▶ Request
Exclude the pictures and return every line exactly as written.

▶ Stored records
>> START

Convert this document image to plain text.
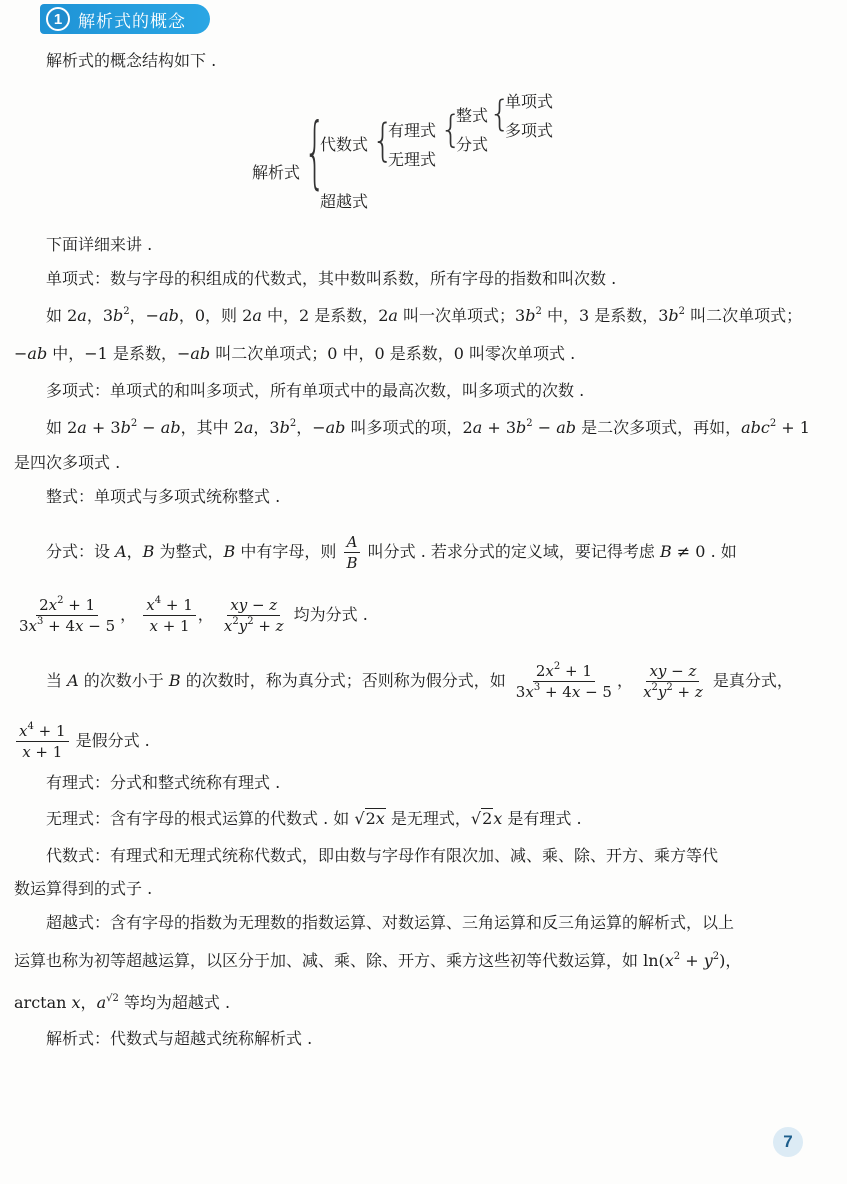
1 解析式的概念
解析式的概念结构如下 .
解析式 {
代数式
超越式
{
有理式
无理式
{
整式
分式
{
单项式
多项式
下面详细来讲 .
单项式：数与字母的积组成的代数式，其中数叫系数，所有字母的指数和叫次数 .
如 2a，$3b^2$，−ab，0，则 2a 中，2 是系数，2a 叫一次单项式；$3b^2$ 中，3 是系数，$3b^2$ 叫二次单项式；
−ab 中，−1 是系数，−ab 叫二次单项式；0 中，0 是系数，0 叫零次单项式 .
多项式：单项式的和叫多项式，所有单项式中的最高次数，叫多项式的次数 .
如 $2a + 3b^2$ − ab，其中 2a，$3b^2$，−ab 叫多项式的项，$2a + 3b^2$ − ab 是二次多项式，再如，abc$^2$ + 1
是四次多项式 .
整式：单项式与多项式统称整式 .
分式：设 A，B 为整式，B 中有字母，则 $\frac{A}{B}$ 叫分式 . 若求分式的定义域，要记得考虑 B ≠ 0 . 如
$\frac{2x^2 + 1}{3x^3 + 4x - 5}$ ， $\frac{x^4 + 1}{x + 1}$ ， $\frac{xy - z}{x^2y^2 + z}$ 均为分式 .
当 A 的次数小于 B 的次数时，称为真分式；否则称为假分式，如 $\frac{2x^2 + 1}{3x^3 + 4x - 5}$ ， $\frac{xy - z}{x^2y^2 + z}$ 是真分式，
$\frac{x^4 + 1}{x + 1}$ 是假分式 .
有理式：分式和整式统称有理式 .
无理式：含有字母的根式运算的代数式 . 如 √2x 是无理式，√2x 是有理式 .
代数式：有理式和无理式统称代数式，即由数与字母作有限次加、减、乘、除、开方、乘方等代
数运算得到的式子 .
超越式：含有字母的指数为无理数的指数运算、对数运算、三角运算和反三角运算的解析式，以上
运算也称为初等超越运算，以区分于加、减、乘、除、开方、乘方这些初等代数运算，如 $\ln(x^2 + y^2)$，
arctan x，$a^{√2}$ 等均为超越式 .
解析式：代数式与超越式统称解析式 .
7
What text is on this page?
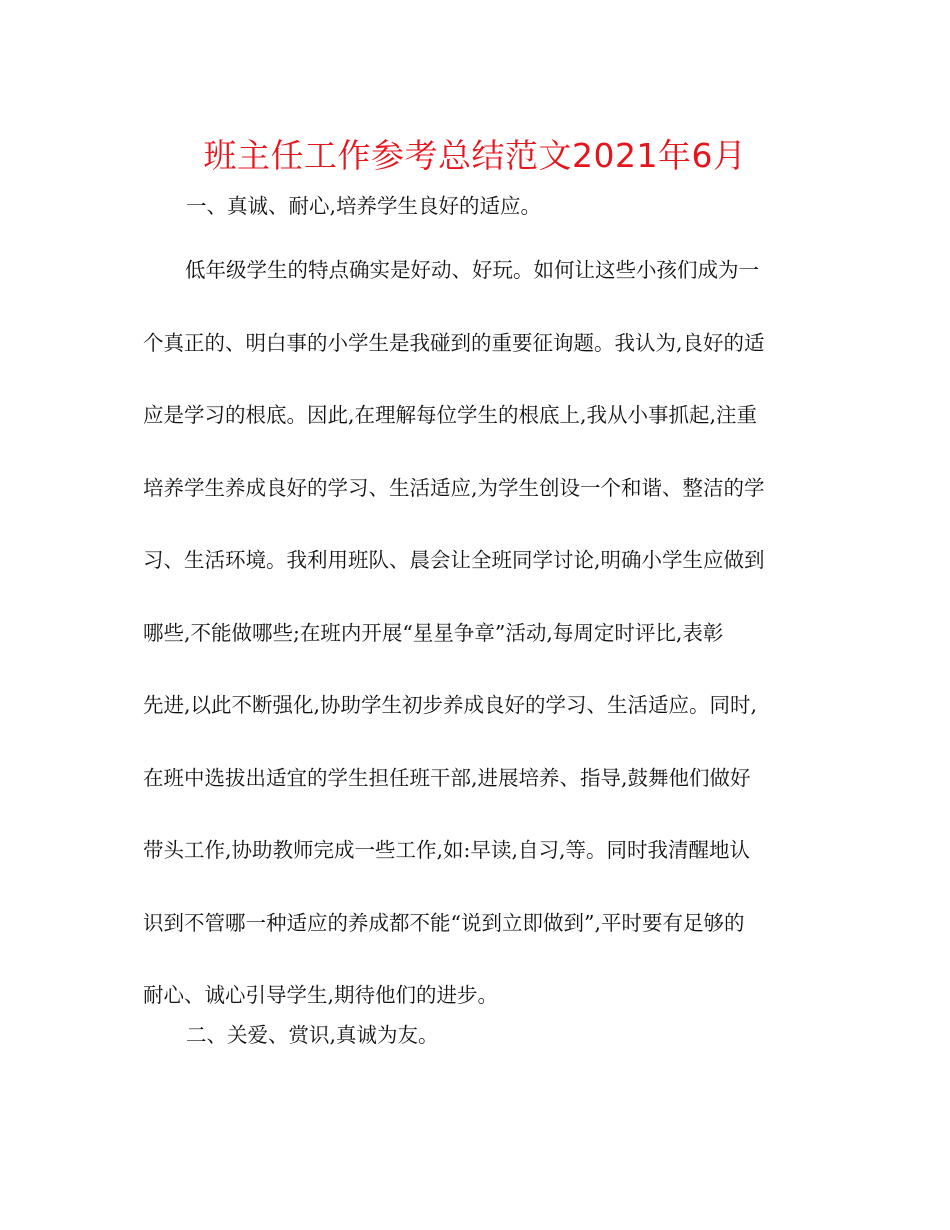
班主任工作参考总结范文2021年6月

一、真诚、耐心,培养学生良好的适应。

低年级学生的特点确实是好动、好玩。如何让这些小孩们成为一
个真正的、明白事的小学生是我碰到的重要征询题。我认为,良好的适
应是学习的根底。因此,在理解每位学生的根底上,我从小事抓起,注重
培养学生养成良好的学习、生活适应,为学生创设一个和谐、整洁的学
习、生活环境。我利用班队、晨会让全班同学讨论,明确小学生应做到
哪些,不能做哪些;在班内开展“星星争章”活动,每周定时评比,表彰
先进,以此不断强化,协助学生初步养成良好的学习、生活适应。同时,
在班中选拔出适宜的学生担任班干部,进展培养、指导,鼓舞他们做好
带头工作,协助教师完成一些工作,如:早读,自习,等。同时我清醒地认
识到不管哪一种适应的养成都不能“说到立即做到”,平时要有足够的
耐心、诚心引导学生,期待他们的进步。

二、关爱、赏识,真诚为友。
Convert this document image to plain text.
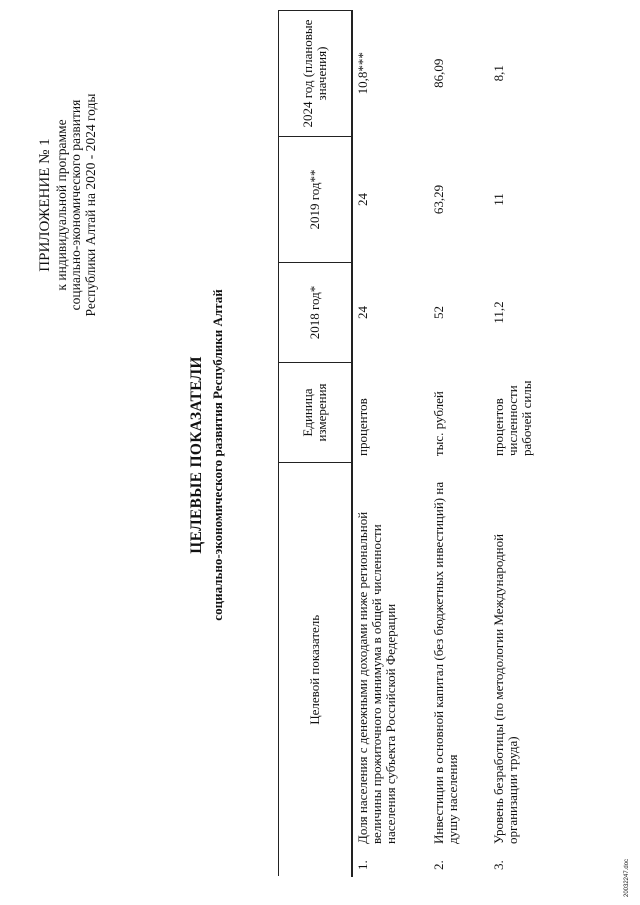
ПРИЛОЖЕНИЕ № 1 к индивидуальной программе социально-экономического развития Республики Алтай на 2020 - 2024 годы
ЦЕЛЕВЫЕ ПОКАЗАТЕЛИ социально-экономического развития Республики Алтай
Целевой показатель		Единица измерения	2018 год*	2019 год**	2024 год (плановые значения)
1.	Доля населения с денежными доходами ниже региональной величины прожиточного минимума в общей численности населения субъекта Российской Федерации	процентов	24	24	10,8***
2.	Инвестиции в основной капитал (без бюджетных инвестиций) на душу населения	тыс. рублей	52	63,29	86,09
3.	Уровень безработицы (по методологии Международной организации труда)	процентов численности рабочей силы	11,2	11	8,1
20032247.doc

>> END

▶ Answer for this exercise
Convert this document image to plain text.
1 解析式的概念
解析式的概念结构如下 .
解析式 {
代数式
超越式
{
有理式
无理式
{
整式
分式
{
单项式
多项式
下面详细来讲 .
单项式：数与字母的积组成的代数式，其中数叫系数，所有字母的指数和叫次数 .
如 2a，$3b^2$，−ab，0，则 2a 中，2 是系数，2a 叫一次单项式；$3b^2$ 中，3 是系数，$3b^2$ 叫二次单项式；
−ab 中，−1 是系数，−ab 叫二次单项式；0 中，0 是系数，0 叫零次单项式 .
多项式：单项式的和叫多项式，所有单项式中的最高次数，叫多项式的次数 .
如 $2a + 3b^2$ − ab，其中 2a，$3b^2$，−ab 叫多项式的项，$2a + 3b^2$ − ab 是二次多项式，再如，abc$^2$ + 1
是四次多项式 .
整式：单项式与多项式统称整式 .
分式：设 A，B 为整式，B 中有字母，则 $\frac{A}{B}$ 叫分式 . 若求分式的定义域，要记得考虑 B ≠ 0 . 如
$\frac{2x^2 + 1}{3x^3 + 4x - 5}$ ， $\frac{x^4 + 1}{x + 1}$ ， $\frac{xy - z}{x^2y^2 + z}$ 均为分式 .
当 A 的次数小于 B 的次数时，称为真分式；否则称为假分式，如 $\frac{2x^2 + 1}{3x^3 + 4x - 5}$ ， $\frac{xy - z}{x^2y^2 + z}$ 是真分式，
$\frac{x^4 + 1}{x + 1}$ 是假分式 .
有理式：分式和整式统称有理式 .
无理式：含有字母的根式运算的代数式 . 如 √2x 是无理式，√2x 是有理式 .
代数式：有理式和无理式统称代数式，即由数与字母作有限次加、减、乘、除、开方、乘方等代
数运算得到的式子 .
超越式：含有字母的指数为无理数的指数运算、对数运算、三角运算和反三角运算的解析式，以上
运算也称为初等超越运算，以区分于加、减、乘、除、开方、乘方这些初等代数运算，如 $\ln(x^2 + y^2)$，
arctan x，$a^{√2}$ 等均为超越式 .
解析式：代数式与超越式统称解析式 .
7
What text is on this page?
班主任工作参考总结范文2021年6月

一、真诚、耐心,培养学生良好的适应。

低年级学生的特点确实是好动、好玩。如何让这些小孩们成为一
个真正的、明白事的小学生是我碰到的重要征询题。我认为,良好的适
应是学习的根底。因此,在理解每位学生的根底上,我从小事抓起,注重
培养学生养成良好的学习、生活适应,为学生创设一个和谐、整洁的学
习、生活环境。我利用班队、晨会让全班同学讨论,明确小学生应做到
哪些,不能做哪些;在班内开展“星星争章”活动,每周定时评比,表彰
先进,以此不断强化,协助学生初步养成良好的学习、生活适应。同时,
在班中选拔出适宜的学生担任班干部,进展培养、指导,鼓舞他们做好
带头工作,协助教师完成一些工作,如:早读,自习,等。同时我清醒地认
识到不管哪一种适应的养成都不能“说到立即做到”,平时要有足够的
耐心、诚心引导学生,期待他们的进步。

二、关爱、赏识,真诚为友。
Convert this document image to plain text.
ПРИЛОЖЕНИЕ № 1 к индивидуальной программе социально-экономического развития Республики Алтай на 2020 - 2024 годы
ЦЕЛЕВЫЕ ПОКАЗАТЕЛИ социально-экономического развития Республики Алтай
Целевой показатель		Единица измерения	2018 год*	2019 год**	2024 год (плановые значения)
1.	Доля населения с денежными доходами ниже региональной величины прожиточного минимума в общей численности населения субъекта Российской Федерации	процентов	24	24	10,8***
2.	Инвестиции в основной капитал (без бюджетных инвестиций) на душу населения	тыс. рублей	52	63,29	86,09
3.	Уровень безработицы (по методологии Международной организации труда)	процентов численности рабочей силы	11,2	11	8,1
20032247.doc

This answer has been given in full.